Extracts from a graphics dataset
---------------
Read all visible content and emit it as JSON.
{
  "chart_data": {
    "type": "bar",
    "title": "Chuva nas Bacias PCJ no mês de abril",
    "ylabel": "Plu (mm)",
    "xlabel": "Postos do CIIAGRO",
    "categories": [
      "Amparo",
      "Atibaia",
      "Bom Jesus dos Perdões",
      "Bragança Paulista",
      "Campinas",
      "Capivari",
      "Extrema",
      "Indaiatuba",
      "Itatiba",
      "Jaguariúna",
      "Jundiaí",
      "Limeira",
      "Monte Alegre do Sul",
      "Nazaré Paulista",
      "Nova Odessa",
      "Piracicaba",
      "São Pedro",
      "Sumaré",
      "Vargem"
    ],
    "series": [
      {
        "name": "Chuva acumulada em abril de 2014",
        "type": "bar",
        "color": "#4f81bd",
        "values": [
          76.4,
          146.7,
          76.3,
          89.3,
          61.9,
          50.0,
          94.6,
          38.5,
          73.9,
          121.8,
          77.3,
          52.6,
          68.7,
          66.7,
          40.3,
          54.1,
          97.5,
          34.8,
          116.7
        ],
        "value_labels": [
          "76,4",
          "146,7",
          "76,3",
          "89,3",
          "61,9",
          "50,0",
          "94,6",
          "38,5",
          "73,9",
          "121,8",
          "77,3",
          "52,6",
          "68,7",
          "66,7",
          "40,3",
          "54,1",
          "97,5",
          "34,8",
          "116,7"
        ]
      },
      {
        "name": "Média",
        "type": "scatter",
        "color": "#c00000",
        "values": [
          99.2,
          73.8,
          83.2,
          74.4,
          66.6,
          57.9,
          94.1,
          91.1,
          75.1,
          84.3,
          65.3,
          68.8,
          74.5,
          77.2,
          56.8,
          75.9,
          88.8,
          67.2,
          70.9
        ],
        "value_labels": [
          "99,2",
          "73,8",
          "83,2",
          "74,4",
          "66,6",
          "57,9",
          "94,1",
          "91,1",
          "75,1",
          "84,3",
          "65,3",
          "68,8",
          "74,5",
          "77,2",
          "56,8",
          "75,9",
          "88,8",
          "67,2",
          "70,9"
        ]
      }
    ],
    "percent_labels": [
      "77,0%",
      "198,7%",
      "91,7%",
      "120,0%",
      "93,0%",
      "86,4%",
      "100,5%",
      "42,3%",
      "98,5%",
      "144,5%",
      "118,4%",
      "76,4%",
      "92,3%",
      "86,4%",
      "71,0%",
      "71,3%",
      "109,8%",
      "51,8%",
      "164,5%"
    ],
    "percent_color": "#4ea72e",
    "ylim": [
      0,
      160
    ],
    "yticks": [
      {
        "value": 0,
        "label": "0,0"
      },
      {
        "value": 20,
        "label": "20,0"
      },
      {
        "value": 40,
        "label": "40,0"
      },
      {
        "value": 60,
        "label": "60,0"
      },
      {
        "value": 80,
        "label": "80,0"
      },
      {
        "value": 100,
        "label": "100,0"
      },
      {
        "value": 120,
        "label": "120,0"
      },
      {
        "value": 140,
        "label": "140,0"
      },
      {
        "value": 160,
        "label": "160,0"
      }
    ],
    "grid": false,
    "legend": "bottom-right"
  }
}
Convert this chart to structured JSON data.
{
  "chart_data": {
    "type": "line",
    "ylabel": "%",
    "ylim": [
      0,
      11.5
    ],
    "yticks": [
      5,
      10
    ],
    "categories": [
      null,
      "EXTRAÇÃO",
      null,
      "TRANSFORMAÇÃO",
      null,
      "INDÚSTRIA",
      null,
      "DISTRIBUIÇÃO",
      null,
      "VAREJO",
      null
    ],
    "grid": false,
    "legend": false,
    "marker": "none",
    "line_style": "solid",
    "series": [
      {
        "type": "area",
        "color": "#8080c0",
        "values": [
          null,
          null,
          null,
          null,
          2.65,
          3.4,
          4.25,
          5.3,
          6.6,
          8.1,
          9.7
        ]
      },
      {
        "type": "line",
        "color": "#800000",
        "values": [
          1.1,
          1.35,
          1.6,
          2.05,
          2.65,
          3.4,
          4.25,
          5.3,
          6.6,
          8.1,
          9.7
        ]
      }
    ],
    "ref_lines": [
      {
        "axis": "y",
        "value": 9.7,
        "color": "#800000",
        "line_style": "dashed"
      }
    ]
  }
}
---------------
EXERCISE REQUIREMENTS: Give the listing again, word for word.

OUTPUT OF THE TASK:
Read all visible content and emit it as JSON.
{
  "chart_data": {
    "type": "bar",
    "title": "Chuva nas Bacias PCJ no mês de abril",
    "ylabel": "Plu (mm)",
    "xlabel": "Postos do CIIAGRO",
    "categories": [
      "Amparo",
      "Atibaia",
      "Bom Jesus dos Perdões",
      "Bragança Paulista",
      "Campinas",
      "Capivari",
      "Extrema",
      "Indaiatuba",
      "Itatiba",
      "Jaguariúna",
      "Jundiaí",
      "Limeira",
      "Monte Alegre do Sul",
      "Nazaré Paulista",
      "Nova Odessa",
      "Piracicaba",
      "São Pedro",
      "Sumaré",
      "Vargem"
    ],
    "series": [
      {
        "name": "Chuva acumulada em abril de 2014",
        "type": "bar",
        "color": "#4f81bd",
        "values": [
          76.4,
          146.7,
          76.3,
          89.3,
          61.9,
          50.0,
          94.6,
          38.5,
          73.9,
          121.8,
          77.3,
          52.6,
          68.7,
          66.7,
          40.3,
          54.1,
          97.5,
          34.8,
          116.7
        ],
        "value_labels": [
          "76,4",
          "146,7",
          "76,3",
          "89,3",
          "61,9",
          "50,0",
          "94,6",
          "38,5",
          "73,9",
          "121,8",
          "77,3",
          "52,6",
          "68,7",
          "66,7",
          "40,3",
          "54,1",
          "97,5",
          "34,8",
          "116,7"
        ]
      },
      {
        "name": "Média",
        "type": "scatter",
        "color": "#c00000",
        "values": [
          99.2,
          73.8,
          83.2,
          74.4,
          66.6,
          57.9,
          94.1,
          91.1,
          75.1,
          84.3,
          65.3,
          68.8,
          74.5,
          77.2,
          56.8,
          75.9,
          88.8,
          67.2,
          70.9
        ],
        "value_labels": [
          "99,2",
          "73,8",
          "83,2",
          "74,4",
          "66,6",
          "57,9",
          "94,1",
          "91,1",
          "75,1",
          "84,3",
          "65,3",
          "68,8",
          "74,5",
          "77,2",
          "56,8",
          "75,9",
          "88,8",
          "67,2",
          "70,9"
        ]
      }
    ],
    "percent_labels": [
      "77,0%",
      "198,7%",
      "91,7%",
      "120,0%",
      "93,0%",
      "86,4%",
      "100,5%",
      "42,3%",
      "98,5%",
      "144,5%",
      "118,4%",
      "76,4%",
      "92,3%",
      "86,4%",
      "71,0%",
      "71,3%",
      "109,8%",
      "51,8%",
      "164,5%"
    ],
    "percent_color": "#4ea72e",
    "ylim": [
      0,
      160
    ],
    "yticks": [
      {
        "value": 0,
        "label": "0,0"
      },
      {
        "value": 20,
        "label": "20,0"
      },
      {
        "value": 40,
        "label": "40,0"
      },
      {
        "value": 60,
        "label": "60,0"
      },
      {
        "value": 80,
        "label": "80,0"
      },
      {
        "value": 100,
        "label": "100,0"
      },
      {
        "value": 120,
        "label": "120,0"
      },
      {
        "value": 140,
        "label": "140,0"
      },
      {
        "value": 160,
        "label": "160,0"
      }
    ],
    "grid": false,
    "legend": "bottom-right"
  }
}
Convert this chart to structured JSON data.
{
  "chart_data": {
    "type": "line",
    "ylabel": "%",
    "ylim": [
      0,
      11.5
    ],
    "yticks": [
      5,
      10
    ],
    "categories": [
      null,
      "EXTRAÇÃO",
      null,
      "TRANSFORMAÇÃO",
      null,
      "INDÚSTRIA",
      null,
      "DISTRIBUIÇÃO",
      null,
      "VAREJO",
      null
    ],
    "grid": false,
    "legend": false,
    "marker": "none",
    "line_style": "solid",
    "series": [
      {
        "type": "area",
        "color": "#8080c0",
        "values": [
          null,
          null,
          null,
          null,
          2.65,
          3.4,
          4.25,
          5.3,
          6.6,
          8.1,
          9.7
        ]
      },
      {
        "type": "line",
        "color": "#800000",
        "values": [
          1.1,
          1.35,
          1.6,
          2.05,
          2.65,
          3.4,
          4.25,
          5.3,
          6.6,
          8.1,
          9.7
        ]
      }
    ],
    "ref_lines": [
      {
        "axis": "y",
        "value": 9.7,
        "color": "#800000",
        "line_style": "dashed"
      }
    ]
  }
}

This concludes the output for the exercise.